Fico abananada, como é meu bom hábito. Nada passa por mim sem me perfurar. É inevitável, a pele demasiado fina, onde tudo deixa marca. Mas deito-me a ruminar no assunto.
Em todas estas circunstâncias esteve um factor comum: o poder de decisão. De uma forma ou de outra, temos sempre em mãos a escolha de como reagir. Paramos? Desistimos? Ficamos no mesmo sítio, reclamando da vida? Ainda, fantasiamos sobre coisas que na realidade já não nos fazem sentido? Ou reparamos, reconstruímos e continuamos em frente?

Por isso, devagarinho como é meu hábito, vou cosendo a pele, para reparar as feridas do que por mim passou. Se eram sonhos perdidos de alguém, frustrações de balão furado ou lágrimas ácidas, tenho de me lembrar em voz alta que eram de outrém; não eram meus, e como tal, não me pertence deitar-me com eles. Importa aceitar que em mim ficou a marca, mas que escolho não me deixar definir por ela.
E se o meu passo demorar a tomar ritmo, terei de aceitá-lo. Mas porra, há-de ser de cabeça erguida, em direcção aos sonhos que em mim construí. Escrevendo e dançando, para soltar o passo.

» MATERIAL FORNECIDO

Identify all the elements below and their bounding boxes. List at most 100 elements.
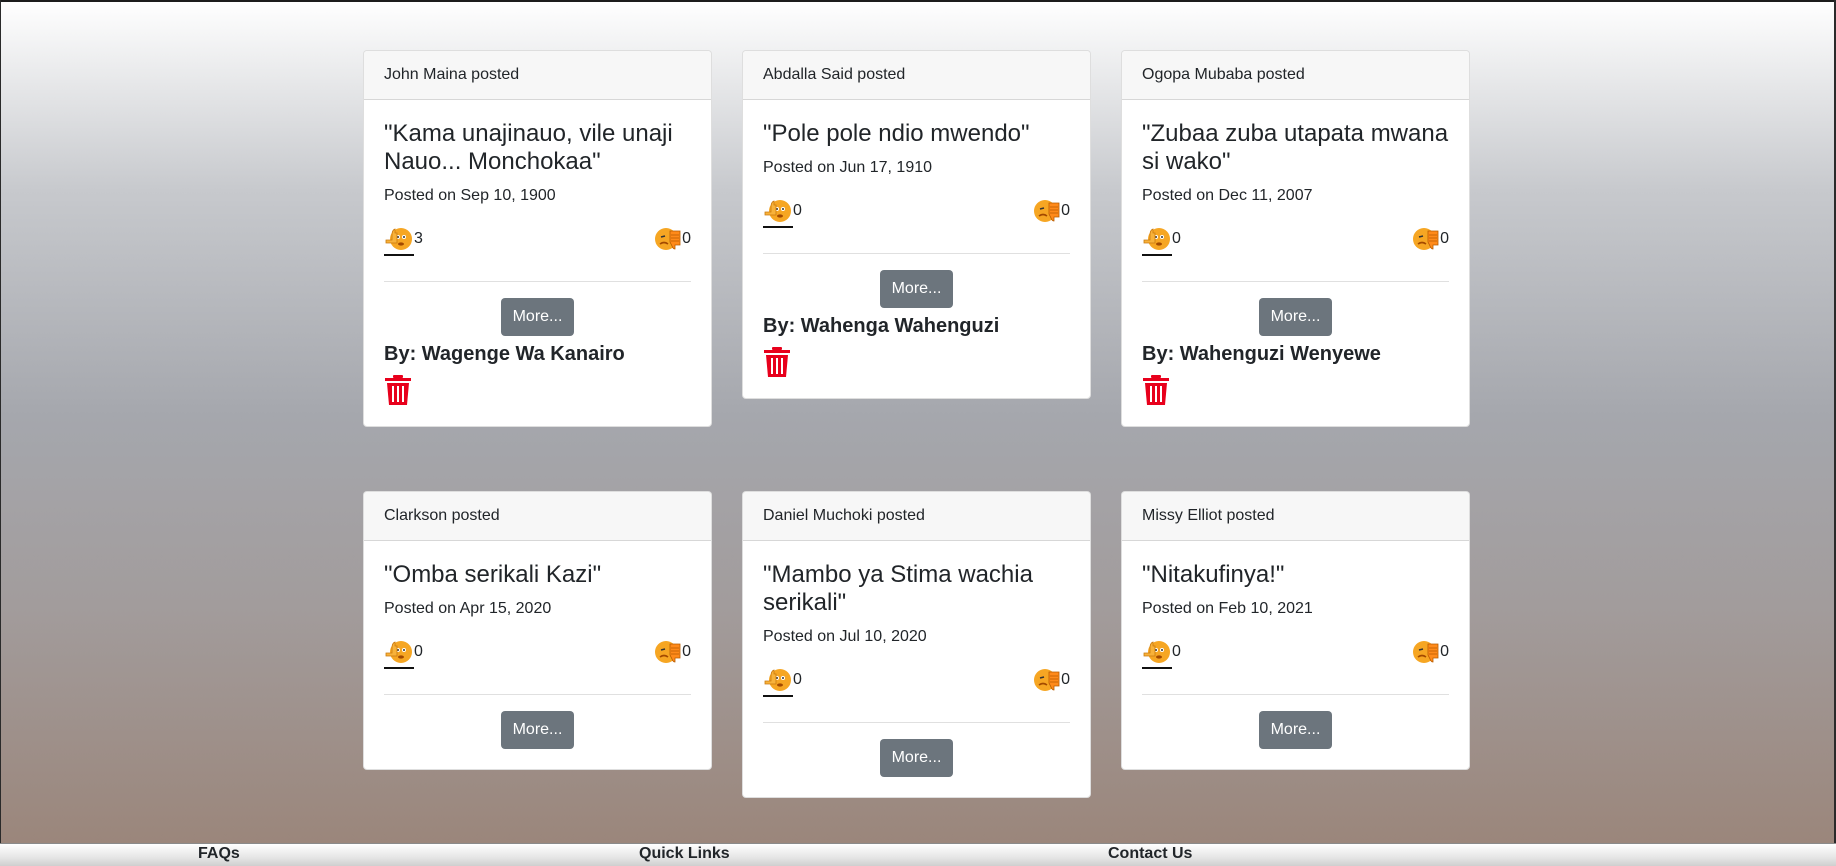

» EXERCÍCIO
Transcreva palavra por palavra o trecho do excerto que vai desde "Fico abananada, como" até "ruminar no assunto.".

» RESOLUÇÃO DO EXERCÍCIO
Fico abananada, como é meu bom hábito. Nada passa por mim sem me perfurar. É inevitável, a pele demasiado fina, onde tudo deixa marca. Mas deito-me a ruminar no assunto.